Stored data:
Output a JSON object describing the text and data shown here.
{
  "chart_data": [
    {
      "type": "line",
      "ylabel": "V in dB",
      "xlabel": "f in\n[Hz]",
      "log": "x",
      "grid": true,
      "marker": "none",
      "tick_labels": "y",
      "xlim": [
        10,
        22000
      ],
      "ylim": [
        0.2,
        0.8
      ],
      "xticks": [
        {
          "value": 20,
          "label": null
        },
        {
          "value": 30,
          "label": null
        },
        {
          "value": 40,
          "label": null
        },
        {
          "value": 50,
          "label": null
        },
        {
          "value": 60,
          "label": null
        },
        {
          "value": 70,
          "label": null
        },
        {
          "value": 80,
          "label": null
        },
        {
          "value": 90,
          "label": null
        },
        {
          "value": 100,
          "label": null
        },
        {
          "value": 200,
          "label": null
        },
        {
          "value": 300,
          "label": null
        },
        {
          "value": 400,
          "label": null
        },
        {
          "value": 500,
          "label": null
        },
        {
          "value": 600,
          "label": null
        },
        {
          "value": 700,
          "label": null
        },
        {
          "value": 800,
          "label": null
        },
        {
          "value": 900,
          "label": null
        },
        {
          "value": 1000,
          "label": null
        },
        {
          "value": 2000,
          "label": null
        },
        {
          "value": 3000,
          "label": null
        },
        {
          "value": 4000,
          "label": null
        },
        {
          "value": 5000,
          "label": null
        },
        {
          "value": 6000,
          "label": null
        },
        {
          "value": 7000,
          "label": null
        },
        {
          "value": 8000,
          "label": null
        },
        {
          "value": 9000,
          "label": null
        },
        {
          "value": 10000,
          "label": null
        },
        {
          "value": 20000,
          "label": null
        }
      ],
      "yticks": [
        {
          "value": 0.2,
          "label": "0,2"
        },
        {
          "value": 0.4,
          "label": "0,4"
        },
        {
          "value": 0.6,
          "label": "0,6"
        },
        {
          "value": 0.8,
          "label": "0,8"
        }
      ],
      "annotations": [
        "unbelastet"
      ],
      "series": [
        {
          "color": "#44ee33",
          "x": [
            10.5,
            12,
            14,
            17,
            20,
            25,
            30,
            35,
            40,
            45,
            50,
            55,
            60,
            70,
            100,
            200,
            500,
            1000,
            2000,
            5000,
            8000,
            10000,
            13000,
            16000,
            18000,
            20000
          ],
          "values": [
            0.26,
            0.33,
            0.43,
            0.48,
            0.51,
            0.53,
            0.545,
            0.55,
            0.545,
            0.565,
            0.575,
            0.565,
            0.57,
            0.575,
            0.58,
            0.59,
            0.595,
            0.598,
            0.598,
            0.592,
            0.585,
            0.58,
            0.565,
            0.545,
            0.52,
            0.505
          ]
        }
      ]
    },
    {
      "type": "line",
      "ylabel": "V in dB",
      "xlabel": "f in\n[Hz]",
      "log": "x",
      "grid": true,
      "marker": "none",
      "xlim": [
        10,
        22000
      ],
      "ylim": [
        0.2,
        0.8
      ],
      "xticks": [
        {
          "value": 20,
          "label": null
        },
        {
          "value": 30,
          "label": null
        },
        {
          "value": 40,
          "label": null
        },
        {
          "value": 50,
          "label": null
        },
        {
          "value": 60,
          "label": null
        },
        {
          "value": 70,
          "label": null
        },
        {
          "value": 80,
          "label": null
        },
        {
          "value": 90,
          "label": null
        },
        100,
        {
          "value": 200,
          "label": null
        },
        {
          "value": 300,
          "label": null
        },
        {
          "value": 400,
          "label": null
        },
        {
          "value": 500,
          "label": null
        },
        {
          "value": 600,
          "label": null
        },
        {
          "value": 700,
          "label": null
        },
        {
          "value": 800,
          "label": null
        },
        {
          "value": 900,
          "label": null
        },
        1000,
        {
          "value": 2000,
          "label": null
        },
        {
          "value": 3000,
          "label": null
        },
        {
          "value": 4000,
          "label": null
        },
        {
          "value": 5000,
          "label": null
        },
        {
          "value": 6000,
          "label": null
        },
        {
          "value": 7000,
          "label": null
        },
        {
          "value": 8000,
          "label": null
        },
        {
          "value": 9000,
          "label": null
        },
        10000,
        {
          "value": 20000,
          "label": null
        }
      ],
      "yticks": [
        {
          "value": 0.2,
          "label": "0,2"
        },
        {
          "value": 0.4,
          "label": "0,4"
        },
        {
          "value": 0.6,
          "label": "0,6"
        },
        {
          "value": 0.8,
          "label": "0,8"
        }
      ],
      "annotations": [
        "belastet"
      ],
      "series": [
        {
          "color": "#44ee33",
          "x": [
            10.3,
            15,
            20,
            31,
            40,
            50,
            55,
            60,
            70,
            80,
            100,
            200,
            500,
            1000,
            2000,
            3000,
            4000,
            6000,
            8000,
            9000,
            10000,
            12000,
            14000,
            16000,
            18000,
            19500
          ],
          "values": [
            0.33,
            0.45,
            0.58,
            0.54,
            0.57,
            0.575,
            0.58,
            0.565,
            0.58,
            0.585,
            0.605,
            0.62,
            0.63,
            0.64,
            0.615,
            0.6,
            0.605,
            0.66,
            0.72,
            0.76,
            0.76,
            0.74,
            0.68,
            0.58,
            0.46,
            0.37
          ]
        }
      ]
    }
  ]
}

Exercise objective: Your task is to repeat the data exactly, with nothing left out.

Response to the task:
Output a JSON object describing the text and data shown here.
{
  "chart_data": [
    {
      "type": "line",
      "ylabel": "V in dB",
      "xlabel": "f in\n[Hz]",
      "log": "x",
      "grid": true,
      "marker": "none",
      "tick_labels": "y",
      "xlim": [
        10,
        22000
      ],
      "ylim": [
        0.2,
        0.8
      ],
      "xticks": [
        {
          "value": 20,
          "label": null
        },
        {
          "value": 30,
          "label": null
        },
        {
          "value": 40,
          "label": null
        },
        {
          "value": 50,
          "label": null
        },
        {
          "value": 60,
          "label": null
        },
        {
          "value": 70,
          "label": null
        },
        {
          "value": 80,
          "label": null
        },
        {
          "value": 90,
          "label": null
        },
        {
          "value": 100,
          "label": null
        },
        {
          "value": 200,
          "label": null
        },
        {
          "value": 300,
          "label": null
        },
        {
          "value": 400,
          "label": null
        },
        {
          "value": 500,
          "label": null
        },
        {
          "value": 600,
          "label": null
        },
        {
          "value": 700,
          "label": null
        },
        {
          "value": 800,
          "label": null
        },
        {
          "value": 900,
          "label": null
        },
        {
          "value": 1000,
          "label": null
        },
        {
          "value": 2000,
          "label": null
        },
        {
          "value": 3000,
          "label": null
        },
        {
          "value": 4000,
          "label": null
        },
        {
          "value": 5000,
          "label": null
        },
        {
          "value": 6000,
          "label": null
        },
        {
          "value": 7000,
          "label": null
        },
        {
          "value": 8000,
          "label": null
        },
        {
          "value": 9000,
          "label": null
        },
        {
          "value": 10000,
          "label": null
        },
        {
          "value": 20000,
          "label": null
        }
      ],
      "yticks": [
        {
          "value": 0.2,
          "label": "0,2"
        },
        {
          "value": 0.4,
          "label": "0,4"
        },
        {
          "value": 0.6,
          "label": "0,6"
        },
        {
          "value": 0.8,
          "label": "0,8"
        }
      ],
      "annotations": [
        "unbelastet"
      ],
      "series": [
        {
          "color": "#44ee33",
          "x": [
            10.5,
            12,
            14,
            17,
            20,
            25,
            30,
            35,
            40,
            45,
            50,
            55,
            60,
            70,
            100,
            200,
            500,
            1000,
            2000,
            5000,
            8000,
            10000,
            13000,
            16000,
            18000,
            20000
          ],
          "values": [
            0.26,
            0.33,
            0.43,
            0.48,
            0.51,
            0.53,
            0.545,
            0.55,
            0.545,
            0.565,
            0.575,
            0.565,
            0.57,
            0.575,
            0.58,
            0.59,
            0.595,
            0.598,
            0.598,
            0.592,
            0.585,
            0.58,
            0.565,
            0.545,
            0.52,
            0.505
          ]
        }
      ]
    },
    {
      "type": "line",
      "ylabel": "V in dB",
      "xlabel": "f in\n[Hz]",
      "log": "x",
      "grid": true,
      "marker": "none",
      "xlim": [
        10,
        22000
      ],
      "ylim": [
        0.2,
        0.8
      ],
      "xticks": [
        {
          "value": 20,
          "label": null
        },
        {
          "value": 30,
          "label": null
        },
        {
          "value": 40,
          "label": null
        },
        {
          "value": 50,
          "label": null
        },
        {
          "value": 60,
          "label": null
        },
        {
          "value": 70,
          "label": null
        },
        {
          "value": 80,
          "label": null
        },
        {
          "value": 90,
          "label": null
        },
        100,
        {
          "value": 200,
          "label": null
        },
        {
          "value": 300,
          "label": null
        },
        {
          "value": 400,
          "label": null
        },
        {
          "value": 500,
          "label": null
        },
        {
          "value": 600,
          "label": null
        },
        {
          "value": 700,
          "label": null
        },
        {
          "value": 800,
          "label": null
        },
        {
          "value": 900,
          "label": null
        },
        1000,
        {
          "value": 2000,
          "label": null
        },
        {
          "value": 3000,
          "label": null
        },
        {
          "value": 4000,
          "label": null
        },
        {
          "value": 5000,
          "label": null
        },
        {
          "value": 6000,
          "label": null
        },
        {
          "value": 7000,
          "label": null
        },
        {
          "value": 8000,
          "label": null
        },
        {
          "value": 9000,
          "label": null
        },
        10000,
        {
          "value": 20000,
          "label": null
        }
      ],
      "yticks": [
        {
          "value": 0.2,
          "label": "0,2"
        },
        {
          "value": 0.4,
          "label": "0,4"
        },
        {
          "value": 0.6,
          "label": "0,6"
        },
        {
          "value": 0.8,
          "label": "0,8"
        }
      ],
      "annotations": [
        "belastet"
      ],
      "series": [
        {
          "color": "#44ee33",
          "x": [
            10.3,
            15,
            20,
            31,
            40,
            50,
            55,
            60,
            70,
            80,
            100,
            200,
            500,
            1000,
            2000,
            3000,
            4000,
            6000,
            8000,
            9000,
            10000,
            12000,
            14000,
            16000,
            18000,
            19500
          ],
          "values": [
            0.33,
            0.45,
            0.58,
            0.54,
            0.57,
            0.575,
            0.58,
            0.565,
            0.58,
            0.585,
            0.605,
            0.62,
            0.63,
            0.64,
            0.615,
            0.6,
            0.605,
            0.66,
            0.72,
            0.76,
            0.76,
            0.74,
            0.68,
            0.58,
            0.46,
            0.37
          ]
        }
      ]
    }
  ]
}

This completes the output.